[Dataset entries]
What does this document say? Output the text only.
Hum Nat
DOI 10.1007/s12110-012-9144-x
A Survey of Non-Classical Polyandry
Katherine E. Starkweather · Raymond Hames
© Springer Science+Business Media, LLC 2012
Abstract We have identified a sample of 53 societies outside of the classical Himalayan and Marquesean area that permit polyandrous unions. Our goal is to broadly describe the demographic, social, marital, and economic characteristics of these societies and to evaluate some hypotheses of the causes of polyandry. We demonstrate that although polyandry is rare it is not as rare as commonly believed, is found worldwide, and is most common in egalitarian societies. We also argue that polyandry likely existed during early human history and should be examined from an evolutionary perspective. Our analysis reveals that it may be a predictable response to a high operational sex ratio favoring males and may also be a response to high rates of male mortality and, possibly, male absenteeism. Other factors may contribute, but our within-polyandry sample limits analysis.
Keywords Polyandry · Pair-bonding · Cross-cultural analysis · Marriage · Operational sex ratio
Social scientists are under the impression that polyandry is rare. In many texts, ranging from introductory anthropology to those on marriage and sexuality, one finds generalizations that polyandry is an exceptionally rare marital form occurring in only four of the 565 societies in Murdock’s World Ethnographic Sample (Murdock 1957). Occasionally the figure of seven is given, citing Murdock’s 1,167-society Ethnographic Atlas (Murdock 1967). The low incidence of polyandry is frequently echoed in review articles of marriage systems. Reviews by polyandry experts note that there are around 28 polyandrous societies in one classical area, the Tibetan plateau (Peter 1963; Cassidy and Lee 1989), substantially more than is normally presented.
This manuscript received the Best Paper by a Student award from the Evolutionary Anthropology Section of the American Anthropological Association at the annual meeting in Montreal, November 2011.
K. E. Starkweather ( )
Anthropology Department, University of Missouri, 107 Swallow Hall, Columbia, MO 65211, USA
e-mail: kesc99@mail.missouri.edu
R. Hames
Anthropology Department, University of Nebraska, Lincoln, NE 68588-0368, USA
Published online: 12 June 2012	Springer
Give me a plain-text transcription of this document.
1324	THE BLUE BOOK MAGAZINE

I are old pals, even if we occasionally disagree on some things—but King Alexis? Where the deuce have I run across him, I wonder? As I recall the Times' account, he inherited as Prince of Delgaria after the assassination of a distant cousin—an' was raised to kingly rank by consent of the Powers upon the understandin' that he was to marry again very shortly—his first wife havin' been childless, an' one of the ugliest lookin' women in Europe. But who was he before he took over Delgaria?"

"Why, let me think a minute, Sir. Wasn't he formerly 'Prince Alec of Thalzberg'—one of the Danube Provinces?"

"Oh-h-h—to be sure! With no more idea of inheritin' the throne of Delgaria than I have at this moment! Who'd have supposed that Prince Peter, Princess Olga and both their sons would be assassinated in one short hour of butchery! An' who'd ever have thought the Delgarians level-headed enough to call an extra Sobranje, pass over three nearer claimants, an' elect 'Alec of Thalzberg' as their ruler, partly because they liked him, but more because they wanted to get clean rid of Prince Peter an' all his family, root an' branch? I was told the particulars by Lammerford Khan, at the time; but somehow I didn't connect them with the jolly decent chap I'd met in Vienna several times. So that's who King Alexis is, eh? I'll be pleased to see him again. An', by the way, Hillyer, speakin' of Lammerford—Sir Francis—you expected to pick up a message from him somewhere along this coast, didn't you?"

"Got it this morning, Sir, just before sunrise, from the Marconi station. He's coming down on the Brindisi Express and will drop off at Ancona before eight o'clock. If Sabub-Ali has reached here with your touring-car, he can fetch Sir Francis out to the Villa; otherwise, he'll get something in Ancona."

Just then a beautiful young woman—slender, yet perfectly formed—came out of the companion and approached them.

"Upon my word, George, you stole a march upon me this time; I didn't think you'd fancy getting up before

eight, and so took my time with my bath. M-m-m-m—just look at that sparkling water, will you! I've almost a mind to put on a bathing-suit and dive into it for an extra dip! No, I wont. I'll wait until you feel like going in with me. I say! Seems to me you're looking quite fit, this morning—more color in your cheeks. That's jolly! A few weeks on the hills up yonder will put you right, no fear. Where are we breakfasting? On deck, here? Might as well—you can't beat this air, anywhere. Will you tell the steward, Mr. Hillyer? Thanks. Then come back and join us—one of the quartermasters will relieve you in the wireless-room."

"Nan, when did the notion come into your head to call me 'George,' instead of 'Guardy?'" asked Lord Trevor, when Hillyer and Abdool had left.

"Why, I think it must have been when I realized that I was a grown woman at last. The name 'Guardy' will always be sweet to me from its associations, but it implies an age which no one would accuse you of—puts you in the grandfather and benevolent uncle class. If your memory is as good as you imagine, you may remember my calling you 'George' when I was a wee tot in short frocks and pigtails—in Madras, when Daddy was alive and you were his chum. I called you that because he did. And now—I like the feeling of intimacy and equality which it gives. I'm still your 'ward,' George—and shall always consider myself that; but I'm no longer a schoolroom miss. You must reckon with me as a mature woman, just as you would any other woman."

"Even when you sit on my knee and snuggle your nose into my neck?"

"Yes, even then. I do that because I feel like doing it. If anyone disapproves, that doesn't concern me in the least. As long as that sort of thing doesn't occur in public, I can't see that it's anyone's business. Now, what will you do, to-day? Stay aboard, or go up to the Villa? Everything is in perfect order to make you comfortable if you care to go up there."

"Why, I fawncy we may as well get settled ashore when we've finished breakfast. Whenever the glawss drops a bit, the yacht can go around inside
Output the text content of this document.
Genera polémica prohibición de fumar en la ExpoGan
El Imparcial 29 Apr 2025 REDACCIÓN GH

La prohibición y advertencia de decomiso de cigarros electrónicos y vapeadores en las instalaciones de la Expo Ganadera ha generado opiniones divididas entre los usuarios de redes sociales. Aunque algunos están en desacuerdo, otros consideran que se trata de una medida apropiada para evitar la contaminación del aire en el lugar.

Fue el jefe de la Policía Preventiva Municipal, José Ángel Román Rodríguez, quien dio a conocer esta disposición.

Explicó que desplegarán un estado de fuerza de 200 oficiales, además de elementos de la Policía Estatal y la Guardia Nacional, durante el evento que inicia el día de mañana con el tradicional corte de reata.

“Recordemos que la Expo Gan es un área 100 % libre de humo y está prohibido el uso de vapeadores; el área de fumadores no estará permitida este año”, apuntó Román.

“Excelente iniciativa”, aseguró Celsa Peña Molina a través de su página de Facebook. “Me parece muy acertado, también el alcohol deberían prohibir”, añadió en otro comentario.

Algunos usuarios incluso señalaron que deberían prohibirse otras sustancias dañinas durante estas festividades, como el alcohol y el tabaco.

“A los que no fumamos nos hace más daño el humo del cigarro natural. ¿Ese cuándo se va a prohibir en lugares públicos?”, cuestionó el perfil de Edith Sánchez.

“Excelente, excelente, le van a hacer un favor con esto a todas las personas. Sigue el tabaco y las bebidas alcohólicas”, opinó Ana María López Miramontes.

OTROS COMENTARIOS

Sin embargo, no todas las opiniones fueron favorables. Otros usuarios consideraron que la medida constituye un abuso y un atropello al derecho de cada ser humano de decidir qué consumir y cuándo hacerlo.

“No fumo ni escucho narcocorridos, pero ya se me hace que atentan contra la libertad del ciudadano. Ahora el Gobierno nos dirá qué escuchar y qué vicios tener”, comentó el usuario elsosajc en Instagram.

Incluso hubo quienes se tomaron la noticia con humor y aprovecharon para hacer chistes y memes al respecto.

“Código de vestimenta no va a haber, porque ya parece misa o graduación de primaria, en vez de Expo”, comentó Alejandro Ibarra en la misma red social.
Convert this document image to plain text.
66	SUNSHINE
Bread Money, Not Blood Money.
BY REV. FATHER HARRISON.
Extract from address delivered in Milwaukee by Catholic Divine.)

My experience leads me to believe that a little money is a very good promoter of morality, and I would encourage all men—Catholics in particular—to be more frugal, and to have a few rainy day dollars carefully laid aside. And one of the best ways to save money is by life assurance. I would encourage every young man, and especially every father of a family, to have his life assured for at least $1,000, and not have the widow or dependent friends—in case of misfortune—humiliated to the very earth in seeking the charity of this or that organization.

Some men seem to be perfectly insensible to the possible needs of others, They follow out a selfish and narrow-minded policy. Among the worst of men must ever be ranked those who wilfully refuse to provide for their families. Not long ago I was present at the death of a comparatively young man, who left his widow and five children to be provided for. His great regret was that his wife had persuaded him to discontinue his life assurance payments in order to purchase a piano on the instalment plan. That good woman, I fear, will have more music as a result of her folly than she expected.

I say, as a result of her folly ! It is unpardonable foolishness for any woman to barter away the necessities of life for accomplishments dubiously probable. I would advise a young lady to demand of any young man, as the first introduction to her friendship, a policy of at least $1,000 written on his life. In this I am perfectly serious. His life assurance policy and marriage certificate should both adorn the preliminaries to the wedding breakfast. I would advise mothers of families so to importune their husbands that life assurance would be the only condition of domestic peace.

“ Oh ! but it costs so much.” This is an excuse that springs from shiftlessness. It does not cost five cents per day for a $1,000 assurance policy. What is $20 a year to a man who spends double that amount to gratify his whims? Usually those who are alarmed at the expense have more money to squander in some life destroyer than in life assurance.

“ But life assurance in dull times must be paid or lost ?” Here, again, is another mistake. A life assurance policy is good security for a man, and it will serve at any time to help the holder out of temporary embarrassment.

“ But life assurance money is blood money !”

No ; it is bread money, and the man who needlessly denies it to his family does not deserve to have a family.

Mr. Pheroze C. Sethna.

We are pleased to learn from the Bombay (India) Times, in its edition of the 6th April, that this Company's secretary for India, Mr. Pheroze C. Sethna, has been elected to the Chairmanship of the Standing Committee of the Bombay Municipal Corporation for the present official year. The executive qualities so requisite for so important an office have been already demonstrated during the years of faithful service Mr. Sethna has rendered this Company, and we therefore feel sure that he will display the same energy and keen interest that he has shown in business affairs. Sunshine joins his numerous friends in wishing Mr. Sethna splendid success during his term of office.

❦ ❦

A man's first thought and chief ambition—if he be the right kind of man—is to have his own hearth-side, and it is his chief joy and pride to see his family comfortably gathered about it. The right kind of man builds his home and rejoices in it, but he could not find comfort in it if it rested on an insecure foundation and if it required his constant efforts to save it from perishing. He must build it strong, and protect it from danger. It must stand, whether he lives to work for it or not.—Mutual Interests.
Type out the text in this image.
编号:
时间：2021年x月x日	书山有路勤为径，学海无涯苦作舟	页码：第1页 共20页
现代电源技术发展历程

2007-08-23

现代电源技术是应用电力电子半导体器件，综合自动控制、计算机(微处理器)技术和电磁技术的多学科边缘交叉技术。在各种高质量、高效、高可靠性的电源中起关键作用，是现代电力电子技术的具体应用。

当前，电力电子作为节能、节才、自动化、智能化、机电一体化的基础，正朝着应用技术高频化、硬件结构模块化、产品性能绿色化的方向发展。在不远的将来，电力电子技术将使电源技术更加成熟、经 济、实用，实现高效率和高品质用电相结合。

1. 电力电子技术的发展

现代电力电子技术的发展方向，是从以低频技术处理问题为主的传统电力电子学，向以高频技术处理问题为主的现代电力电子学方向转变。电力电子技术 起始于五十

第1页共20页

### TO DO
Pull every line containing "plain" out of the data above.

### RIGHT ANSWER
Give me a plain-text transcription of this document.
Convert this document image to plain text.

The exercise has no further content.